Look through the listing and locate every line containing the word "JSON"; copy those lines.

Stored records:
■ ■ ■ ■

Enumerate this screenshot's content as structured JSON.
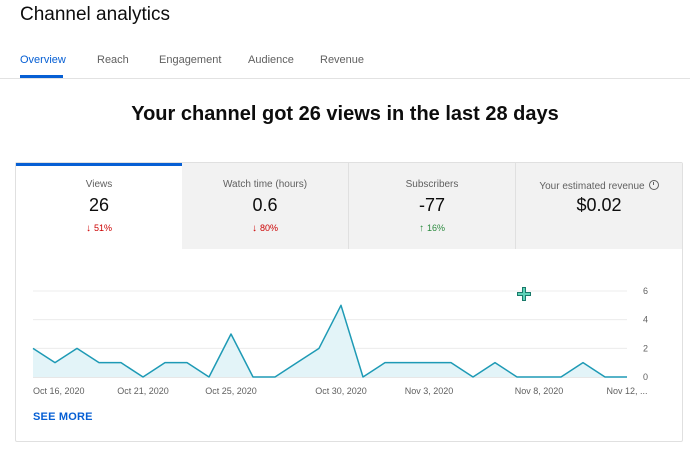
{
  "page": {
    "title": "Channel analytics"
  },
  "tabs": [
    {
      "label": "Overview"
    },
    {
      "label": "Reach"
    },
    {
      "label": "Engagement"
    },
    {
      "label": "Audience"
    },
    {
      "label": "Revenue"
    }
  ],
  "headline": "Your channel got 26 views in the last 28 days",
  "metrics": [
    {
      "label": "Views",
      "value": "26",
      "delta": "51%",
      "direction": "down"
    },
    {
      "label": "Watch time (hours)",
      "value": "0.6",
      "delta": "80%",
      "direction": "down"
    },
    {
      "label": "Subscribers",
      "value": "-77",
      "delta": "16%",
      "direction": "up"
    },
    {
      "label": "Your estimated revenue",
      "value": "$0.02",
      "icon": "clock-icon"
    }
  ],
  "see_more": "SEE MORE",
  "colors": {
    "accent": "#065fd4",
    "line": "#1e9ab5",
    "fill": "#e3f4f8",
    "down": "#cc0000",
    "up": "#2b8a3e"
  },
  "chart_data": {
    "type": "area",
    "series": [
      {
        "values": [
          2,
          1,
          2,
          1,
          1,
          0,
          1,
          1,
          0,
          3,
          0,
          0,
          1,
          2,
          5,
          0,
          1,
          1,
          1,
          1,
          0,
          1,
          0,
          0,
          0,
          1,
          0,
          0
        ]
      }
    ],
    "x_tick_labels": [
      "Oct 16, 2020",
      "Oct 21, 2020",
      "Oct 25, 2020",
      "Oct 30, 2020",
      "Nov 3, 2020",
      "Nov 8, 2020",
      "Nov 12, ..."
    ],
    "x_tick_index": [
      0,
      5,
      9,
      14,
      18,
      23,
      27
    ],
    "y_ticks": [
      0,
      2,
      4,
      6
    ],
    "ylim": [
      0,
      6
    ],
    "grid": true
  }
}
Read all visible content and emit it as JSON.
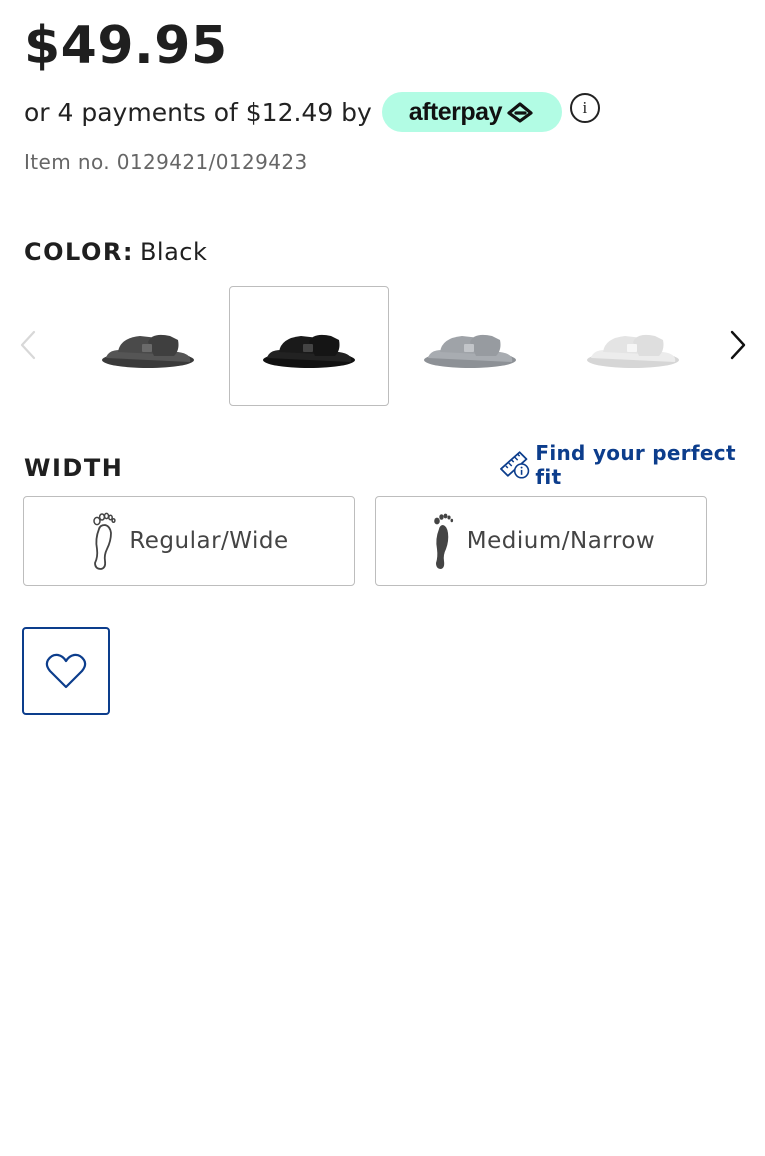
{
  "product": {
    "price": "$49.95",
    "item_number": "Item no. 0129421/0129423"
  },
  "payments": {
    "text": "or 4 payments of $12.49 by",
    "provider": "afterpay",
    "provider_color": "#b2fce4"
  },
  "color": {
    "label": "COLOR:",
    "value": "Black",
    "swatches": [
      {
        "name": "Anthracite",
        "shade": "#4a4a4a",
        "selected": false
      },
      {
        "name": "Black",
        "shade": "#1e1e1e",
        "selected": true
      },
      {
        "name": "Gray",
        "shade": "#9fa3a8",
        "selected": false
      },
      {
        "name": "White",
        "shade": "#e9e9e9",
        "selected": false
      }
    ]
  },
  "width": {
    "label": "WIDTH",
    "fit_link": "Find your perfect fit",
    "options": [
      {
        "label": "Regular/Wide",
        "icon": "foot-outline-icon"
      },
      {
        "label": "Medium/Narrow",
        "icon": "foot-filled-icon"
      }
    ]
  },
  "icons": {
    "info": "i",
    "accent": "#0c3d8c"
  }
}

■ ■ ■ ■

• **Reply to the exercise**
Enumerate this screenshot's content as structured JSON.
Read all visible content and emit it as JSON.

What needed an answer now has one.